THE REQUEST:
Copy every line from the material below that holds "your".

EXERCISE INPUT:
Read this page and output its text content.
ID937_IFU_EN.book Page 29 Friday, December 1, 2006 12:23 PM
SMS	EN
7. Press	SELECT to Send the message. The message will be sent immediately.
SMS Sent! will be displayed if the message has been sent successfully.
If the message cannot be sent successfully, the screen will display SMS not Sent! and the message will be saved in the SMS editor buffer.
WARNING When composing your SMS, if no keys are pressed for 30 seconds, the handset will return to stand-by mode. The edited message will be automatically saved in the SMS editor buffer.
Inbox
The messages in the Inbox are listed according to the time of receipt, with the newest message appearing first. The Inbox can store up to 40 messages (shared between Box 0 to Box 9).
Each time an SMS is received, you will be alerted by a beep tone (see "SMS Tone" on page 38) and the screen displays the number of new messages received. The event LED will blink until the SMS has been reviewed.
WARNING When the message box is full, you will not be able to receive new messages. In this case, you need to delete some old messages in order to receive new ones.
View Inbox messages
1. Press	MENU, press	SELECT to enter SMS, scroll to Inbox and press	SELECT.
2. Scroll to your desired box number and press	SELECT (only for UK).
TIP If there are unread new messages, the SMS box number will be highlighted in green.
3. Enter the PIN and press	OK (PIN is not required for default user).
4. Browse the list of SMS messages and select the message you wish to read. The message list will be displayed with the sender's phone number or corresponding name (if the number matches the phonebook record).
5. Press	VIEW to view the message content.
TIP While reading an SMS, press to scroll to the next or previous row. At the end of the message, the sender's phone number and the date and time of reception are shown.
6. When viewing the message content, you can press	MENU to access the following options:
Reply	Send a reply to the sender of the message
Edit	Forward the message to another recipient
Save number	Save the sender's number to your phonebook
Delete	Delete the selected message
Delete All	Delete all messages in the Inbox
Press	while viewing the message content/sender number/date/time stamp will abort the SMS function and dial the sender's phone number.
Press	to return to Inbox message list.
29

RESPONSE TO THE EXERCISE:
WARNING When composing your SMS, if no keys are pressed for 30 seconds, the handset will return to stand-by mode. The edited message will be automatically saved in the SMS editor buffer.
2. Scroll to your desired box number and press	SELECT (only for UK).
Save number	Save the sender's number to your phonebook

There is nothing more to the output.